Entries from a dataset
>>

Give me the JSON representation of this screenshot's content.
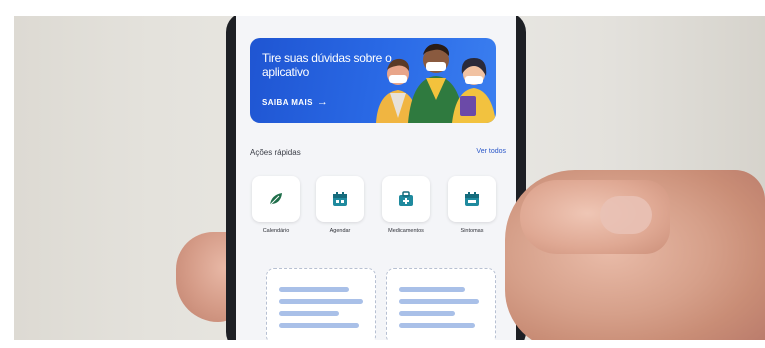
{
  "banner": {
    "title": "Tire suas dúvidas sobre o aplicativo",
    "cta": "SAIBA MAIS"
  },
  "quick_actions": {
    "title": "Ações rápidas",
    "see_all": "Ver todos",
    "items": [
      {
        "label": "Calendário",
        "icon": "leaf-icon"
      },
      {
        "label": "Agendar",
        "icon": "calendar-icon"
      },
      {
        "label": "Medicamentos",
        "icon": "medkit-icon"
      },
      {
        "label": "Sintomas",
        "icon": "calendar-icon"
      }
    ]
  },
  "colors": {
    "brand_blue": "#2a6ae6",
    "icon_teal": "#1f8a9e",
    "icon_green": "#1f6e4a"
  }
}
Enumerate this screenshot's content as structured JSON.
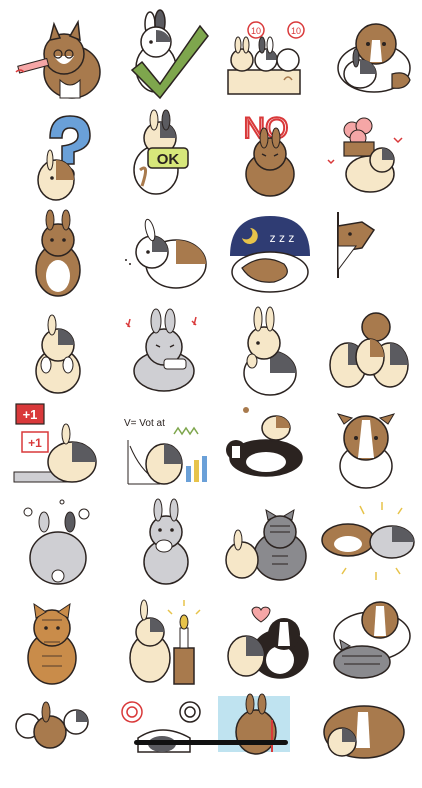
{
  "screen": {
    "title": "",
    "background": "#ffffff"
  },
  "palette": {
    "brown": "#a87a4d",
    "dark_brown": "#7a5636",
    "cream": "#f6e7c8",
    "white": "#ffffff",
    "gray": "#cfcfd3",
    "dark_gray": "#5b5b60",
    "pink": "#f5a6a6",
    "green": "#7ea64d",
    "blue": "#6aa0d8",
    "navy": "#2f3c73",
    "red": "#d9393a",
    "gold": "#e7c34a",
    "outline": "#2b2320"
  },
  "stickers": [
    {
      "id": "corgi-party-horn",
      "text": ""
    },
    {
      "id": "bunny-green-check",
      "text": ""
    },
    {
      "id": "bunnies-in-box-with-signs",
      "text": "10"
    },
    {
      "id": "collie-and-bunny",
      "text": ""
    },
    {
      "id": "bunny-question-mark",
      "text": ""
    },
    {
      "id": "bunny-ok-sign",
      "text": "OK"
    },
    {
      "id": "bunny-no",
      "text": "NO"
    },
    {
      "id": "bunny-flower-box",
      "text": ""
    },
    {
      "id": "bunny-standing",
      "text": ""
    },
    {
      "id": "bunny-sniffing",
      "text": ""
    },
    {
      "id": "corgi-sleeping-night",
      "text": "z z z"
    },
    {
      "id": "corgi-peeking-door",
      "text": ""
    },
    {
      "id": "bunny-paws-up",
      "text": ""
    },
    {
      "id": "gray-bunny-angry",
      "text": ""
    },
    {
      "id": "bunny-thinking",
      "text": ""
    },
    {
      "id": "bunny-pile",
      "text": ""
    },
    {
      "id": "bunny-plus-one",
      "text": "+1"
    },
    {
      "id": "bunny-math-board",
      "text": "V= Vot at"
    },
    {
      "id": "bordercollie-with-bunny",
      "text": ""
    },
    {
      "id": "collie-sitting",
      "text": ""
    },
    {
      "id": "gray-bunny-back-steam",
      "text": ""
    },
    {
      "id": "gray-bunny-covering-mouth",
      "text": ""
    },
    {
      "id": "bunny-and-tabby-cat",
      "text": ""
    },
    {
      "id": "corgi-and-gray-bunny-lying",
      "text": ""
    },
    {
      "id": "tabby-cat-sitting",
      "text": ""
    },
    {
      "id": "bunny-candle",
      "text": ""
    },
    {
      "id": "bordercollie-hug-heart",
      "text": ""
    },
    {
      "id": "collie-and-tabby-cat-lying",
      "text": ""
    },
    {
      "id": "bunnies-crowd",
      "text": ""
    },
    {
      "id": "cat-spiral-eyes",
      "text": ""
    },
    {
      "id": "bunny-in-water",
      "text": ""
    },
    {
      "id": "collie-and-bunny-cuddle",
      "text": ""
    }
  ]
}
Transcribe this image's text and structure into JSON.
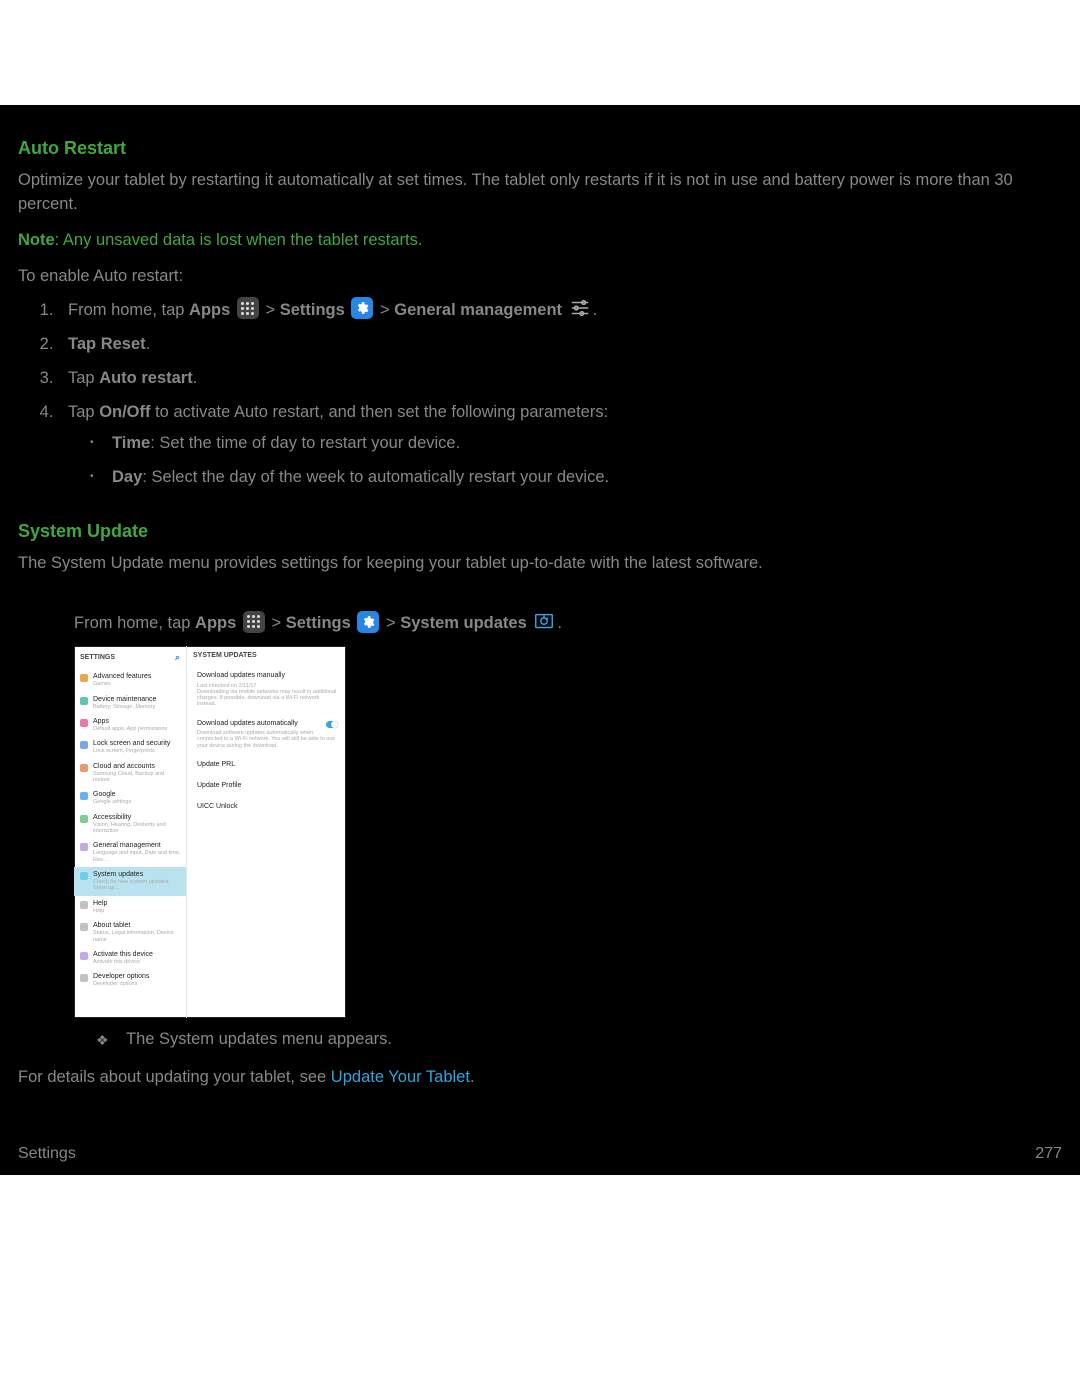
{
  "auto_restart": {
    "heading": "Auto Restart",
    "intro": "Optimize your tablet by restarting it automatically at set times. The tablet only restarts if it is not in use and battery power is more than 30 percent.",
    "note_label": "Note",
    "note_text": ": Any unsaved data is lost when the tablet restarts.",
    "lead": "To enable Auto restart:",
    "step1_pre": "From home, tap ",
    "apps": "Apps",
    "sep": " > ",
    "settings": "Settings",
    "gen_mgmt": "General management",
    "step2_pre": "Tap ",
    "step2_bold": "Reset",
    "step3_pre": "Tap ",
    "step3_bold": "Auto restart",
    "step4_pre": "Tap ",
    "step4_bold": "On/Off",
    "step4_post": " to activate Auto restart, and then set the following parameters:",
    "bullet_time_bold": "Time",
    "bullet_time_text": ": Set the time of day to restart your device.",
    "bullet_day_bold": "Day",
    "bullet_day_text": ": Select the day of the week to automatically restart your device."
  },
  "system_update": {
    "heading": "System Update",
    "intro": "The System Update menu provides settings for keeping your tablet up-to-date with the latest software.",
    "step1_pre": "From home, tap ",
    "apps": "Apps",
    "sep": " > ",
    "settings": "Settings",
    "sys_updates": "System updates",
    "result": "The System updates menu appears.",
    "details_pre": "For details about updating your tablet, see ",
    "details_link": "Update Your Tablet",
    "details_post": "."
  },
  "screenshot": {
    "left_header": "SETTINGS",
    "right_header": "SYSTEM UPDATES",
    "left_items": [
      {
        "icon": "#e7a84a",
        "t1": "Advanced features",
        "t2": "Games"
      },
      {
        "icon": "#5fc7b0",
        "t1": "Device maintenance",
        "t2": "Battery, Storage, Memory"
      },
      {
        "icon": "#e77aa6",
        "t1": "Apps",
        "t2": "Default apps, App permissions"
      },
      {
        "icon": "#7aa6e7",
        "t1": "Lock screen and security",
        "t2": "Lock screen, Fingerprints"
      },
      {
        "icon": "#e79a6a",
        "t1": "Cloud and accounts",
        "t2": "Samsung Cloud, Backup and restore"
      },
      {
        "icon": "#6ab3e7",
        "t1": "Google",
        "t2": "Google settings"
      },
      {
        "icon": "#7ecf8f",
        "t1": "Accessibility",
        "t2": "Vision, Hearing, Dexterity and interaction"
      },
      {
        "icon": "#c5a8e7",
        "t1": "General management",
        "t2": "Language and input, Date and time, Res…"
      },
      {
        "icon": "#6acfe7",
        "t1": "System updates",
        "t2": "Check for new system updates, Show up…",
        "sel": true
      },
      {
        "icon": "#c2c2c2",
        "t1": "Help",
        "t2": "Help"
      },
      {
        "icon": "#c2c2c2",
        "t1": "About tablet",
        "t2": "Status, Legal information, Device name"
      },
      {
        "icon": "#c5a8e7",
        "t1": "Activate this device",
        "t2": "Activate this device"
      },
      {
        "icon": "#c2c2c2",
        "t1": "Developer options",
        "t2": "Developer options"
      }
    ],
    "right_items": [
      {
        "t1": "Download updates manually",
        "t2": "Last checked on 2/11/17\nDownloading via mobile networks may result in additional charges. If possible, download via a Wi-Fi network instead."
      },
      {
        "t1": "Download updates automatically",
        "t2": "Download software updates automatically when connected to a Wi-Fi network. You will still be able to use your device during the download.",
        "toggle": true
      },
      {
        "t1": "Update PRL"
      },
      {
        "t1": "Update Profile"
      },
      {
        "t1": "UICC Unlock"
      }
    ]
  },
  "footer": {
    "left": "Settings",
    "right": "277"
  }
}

<<
>>

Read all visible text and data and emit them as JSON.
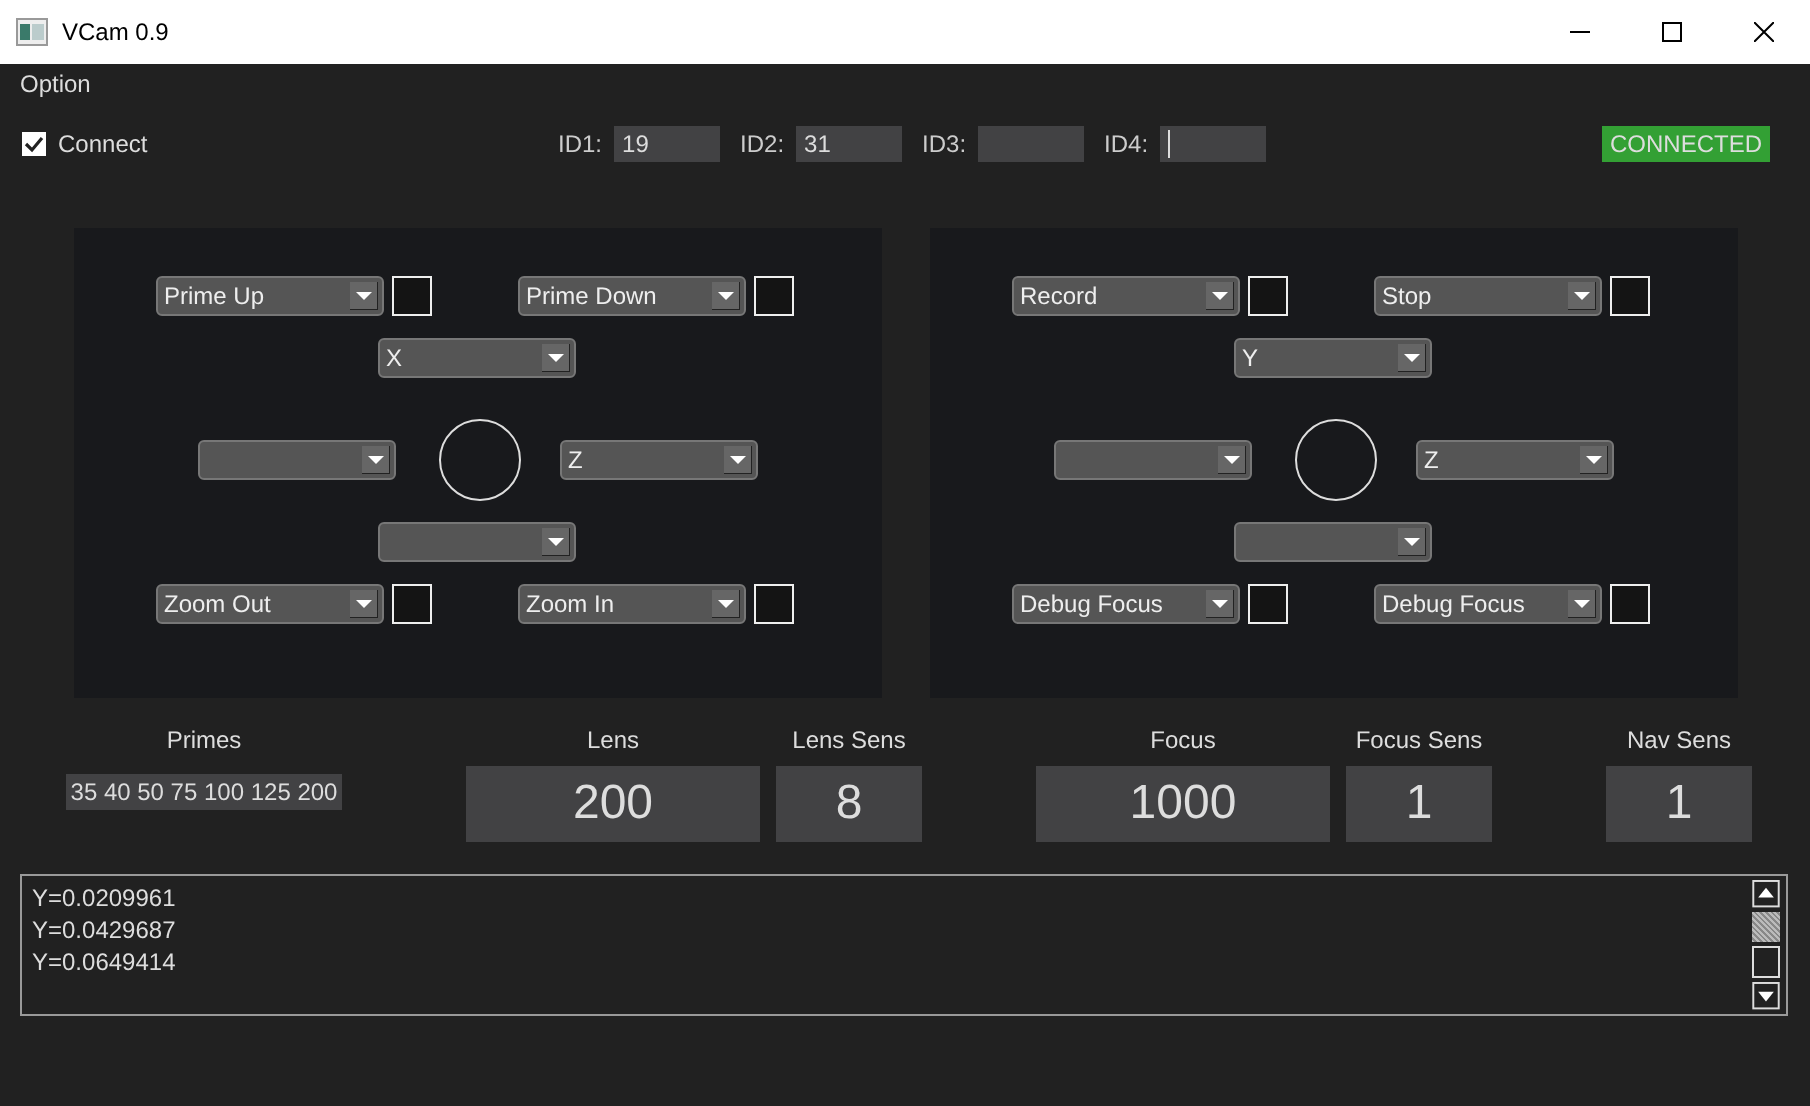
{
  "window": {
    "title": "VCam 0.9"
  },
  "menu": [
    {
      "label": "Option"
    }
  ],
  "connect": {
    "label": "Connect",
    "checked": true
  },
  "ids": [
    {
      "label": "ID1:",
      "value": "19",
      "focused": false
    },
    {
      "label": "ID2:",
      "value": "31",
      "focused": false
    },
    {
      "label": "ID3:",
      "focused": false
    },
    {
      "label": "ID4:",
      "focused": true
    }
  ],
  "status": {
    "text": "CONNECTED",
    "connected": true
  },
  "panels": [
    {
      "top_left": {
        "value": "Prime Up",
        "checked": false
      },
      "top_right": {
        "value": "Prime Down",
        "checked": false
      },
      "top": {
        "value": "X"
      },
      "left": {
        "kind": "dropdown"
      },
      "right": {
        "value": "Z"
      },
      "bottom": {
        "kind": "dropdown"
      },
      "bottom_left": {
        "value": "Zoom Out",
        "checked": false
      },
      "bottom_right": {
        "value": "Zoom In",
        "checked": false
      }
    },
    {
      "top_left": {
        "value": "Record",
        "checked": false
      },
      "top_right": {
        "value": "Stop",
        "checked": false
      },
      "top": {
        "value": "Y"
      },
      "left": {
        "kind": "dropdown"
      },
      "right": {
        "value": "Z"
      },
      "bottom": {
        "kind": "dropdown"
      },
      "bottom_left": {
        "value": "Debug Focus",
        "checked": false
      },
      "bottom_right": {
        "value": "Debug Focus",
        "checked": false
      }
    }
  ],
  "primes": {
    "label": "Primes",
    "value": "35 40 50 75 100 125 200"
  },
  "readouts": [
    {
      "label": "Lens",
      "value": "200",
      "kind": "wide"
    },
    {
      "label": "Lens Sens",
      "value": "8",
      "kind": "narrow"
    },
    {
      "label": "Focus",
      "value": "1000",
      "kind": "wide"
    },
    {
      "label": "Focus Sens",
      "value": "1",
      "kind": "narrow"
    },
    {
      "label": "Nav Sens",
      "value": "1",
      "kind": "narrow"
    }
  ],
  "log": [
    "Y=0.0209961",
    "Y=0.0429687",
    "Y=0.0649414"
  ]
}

<<
>>

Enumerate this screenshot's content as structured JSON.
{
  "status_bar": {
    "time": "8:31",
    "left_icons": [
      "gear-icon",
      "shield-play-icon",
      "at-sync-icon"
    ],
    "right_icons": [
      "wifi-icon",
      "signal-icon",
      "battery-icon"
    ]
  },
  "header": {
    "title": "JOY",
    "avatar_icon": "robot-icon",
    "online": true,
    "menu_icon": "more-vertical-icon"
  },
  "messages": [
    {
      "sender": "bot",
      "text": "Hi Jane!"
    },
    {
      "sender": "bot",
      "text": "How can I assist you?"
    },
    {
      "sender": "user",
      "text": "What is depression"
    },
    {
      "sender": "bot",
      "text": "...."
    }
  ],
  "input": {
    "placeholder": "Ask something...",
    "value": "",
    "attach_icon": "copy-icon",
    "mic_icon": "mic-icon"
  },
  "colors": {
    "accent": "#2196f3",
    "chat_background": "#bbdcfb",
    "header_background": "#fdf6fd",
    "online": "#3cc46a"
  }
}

<<

Problem requirements
Pull out all lines from the entries above that include the word "tabby".

Result
      "id": "bunny-and-tabby-cat",
      "id": "tabby-cat-sitting",
      "id": "collie-and-tabby-cat-lying",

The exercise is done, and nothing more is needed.